Objective >> Copy each line exactly.

## Start Provided material

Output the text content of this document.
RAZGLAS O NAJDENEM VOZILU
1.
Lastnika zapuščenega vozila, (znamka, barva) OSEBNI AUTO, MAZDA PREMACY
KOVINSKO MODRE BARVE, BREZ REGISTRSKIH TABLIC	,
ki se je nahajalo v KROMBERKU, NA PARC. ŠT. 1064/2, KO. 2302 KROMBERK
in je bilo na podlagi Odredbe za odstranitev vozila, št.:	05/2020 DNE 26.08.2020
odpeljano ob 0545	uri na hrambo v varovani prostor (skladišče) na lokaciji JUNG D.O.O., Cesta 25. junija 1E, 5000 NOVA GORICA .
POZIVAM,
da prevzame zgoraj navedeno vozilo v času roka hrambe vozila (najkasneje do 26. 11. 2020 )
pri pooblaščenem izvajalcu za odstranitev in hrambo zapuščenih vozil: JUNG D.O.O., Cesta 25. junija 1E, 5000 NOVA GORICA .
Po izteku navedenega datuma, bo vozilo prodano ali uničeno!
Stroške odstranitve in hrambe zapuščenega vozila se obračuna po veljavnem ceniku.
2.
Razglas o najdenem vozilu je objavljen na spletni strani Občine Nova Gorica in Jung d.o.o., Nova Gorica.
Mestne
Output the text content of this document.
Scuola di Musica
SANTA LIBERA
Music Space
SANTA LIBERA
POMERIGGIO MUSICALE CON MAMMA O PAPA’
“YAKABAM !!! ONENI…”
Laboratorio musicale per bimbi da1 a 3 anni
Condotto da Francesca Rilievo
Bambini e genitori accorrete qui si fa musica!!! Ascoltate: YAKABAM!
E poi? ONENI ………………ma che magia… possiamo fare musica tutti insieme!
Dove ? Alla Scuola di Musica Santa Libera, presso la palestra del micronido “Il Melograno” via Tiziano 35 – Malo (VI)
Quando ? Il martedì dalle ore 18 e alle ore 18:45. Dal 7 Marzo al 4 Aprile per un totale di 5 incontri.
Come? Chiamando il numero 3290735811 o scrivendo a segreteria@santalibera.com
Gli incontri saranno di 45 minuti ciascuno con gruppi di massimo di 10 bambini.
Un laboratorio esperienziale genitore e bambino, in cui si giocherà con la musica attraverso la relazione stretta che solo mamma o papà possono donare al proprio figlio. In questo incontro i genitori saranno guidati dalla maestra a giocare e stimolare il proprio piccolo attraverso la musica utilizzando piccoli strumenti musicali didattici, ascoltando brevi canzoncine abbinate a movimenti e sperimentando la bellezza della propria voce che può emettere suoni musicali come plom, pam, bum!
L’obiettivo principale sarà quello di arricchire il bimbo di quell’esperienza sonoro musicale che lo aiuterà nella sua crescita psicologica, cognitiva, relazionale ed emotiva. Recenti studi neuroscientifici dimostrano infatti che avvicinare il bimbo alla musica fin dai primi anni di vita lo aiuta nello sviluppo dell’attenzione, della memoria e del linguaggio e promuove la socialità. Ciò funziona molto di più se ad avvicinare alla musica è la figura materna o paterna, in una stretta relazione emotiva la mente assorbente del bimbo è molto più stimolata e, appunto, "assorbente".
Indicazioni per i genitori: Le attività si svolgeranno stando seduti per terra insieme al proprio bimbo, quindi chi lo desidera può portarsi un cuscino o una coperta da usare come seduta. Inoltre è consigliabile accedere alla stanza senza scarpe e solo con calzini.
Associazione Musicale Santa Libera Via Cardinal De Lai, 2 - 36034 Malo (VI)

## End Provided material

Answer to the problem >>
Output the text content of this document.
RAZGLAS O NAJDENEM VOZILU
1.
Lastnika zapuščenega vozila, (znamka, barva) OSEBNI AUTO, MAZDA PREMACY
KOVINSKO MODRE BARVE, BREZ REGISTRSKIH TABLIC	,
ki se je nahajalo v KROMBERKU, NA PARC. ŠT. 1064/2, KO. 2302 KROMBERK
in je bilo na podlagi Odredbe za odstranitev vozila, št.:	05/2020 DNE 26.08.2020
odpeljano ob 0545	uri na hrambo v varovani prostor (skladišče) na lokaciji JUNG D.O.O., Cesta 25. junija 1E, 5000 NOVA GORICA .
POZIVAM,
da prevzame zgoraj navedeno vozilo v času roka hrambe vozila (najkasneje do 26. 11. 2020 )
pri pooblaščenem izvajalcu za odstranitev in hrambo zapuščenih vozil: JUNG D.O.O., Cesta 25. junija 1E, 5000 NOVA GORICA .
Po izteku navedenega datuma, bo vozilo prodano ali uničeno!
Stroške odstranitve in hrambe zapuščenega vozila se obračuna po veljavnem ceniku.
2.
Razglas o najdenem vozilu je objavljen na spletni strani Občine Nova Gorica in Jung d.o.o., Nova Gorica.
Mestne
Output the text content of this document.
Scuola di Musica
SANTA LIBERA
Music Space
SANTA LIBERA
POMERIGGIO MUSICALE CON MAMMA O PAPA’
“YAKABAM !!! ONENI…”
Laboratorio musicale per bimbi da1 a 3 anni
Condotto da Francesca Rilievo
Bambini e genitori accorrete qui si fa musica!!! Ascoltate: YAKABAM!
E poi? ONENI ………………ma che magia… possiamo fare musica tutti insieme!
Dove ? Alla Scuola di Musica Santa Libera, presso la palestra del micronido “Il Melograno” via Tiziano 35 – Malo (VI)
Quando ? Il martedì dalle ore 18 e alle ore 18:45. Dal 7 Marzo al 4 Aprile per un totale di 5 incontri.
Come? Chiamando il numero 3290735811 o scrivendo a segreteria@santalibera.com
Gli incontri saranno di 45 minuti ciascuno con gruppi di massimo di 10 bambini.
Un laboratorio esperienziale genitore e bambino, in cui si giocherà con la musica attraverso la relazione stretta che solo mamma o papà possono donare al proprio figlio. In questo incontro i genitori saranno guidati dalla maestra a giocare e stimolare il proprio piccolo attraverso la musica utilizzando piccoli strumenti musicali didattici, ascoltando brevi canzoncine abbinate a movimenti e sperimentando la bellezza della propria voce che può emettere suoni musicali come plom, pam, bum!
L’obiettivo principale sarà quello di arricchire il bimbo di quell’esperienza sonoro musicale che lo aiuterà nella sua crescita psicologica, cognitiva, relazionale ed emotiva. Recenti studi neuroscientifici dimostrano infatti che avvicinare il bimbo alla musica fin dai primi anni di vita lo aiuta nello sviluppo dell’attenzione, della memoria e del linguaggio e promuove la socialità. Ciò funziona molto di più se ad avvicinare alla musica è la figura materna o paterna, in una stretta relazione emotiva la mente assorbente del bimbo è molto più stimolata e, appunto, "assorbente".
Indicazioni per i genitori: Le attività si svolgeranno stando seduti per terra insieme al proprio bimbo, quindi chi lo desidera può portarsi un cuscino o una coperta da usare come seduta. Inoltre è consigliabile accedere alla stanza senza scarpe e solo con calzini.
Associazione Musicale Santa Libera Via Cardinal De Lai, 2 - 36034 Malo (VI)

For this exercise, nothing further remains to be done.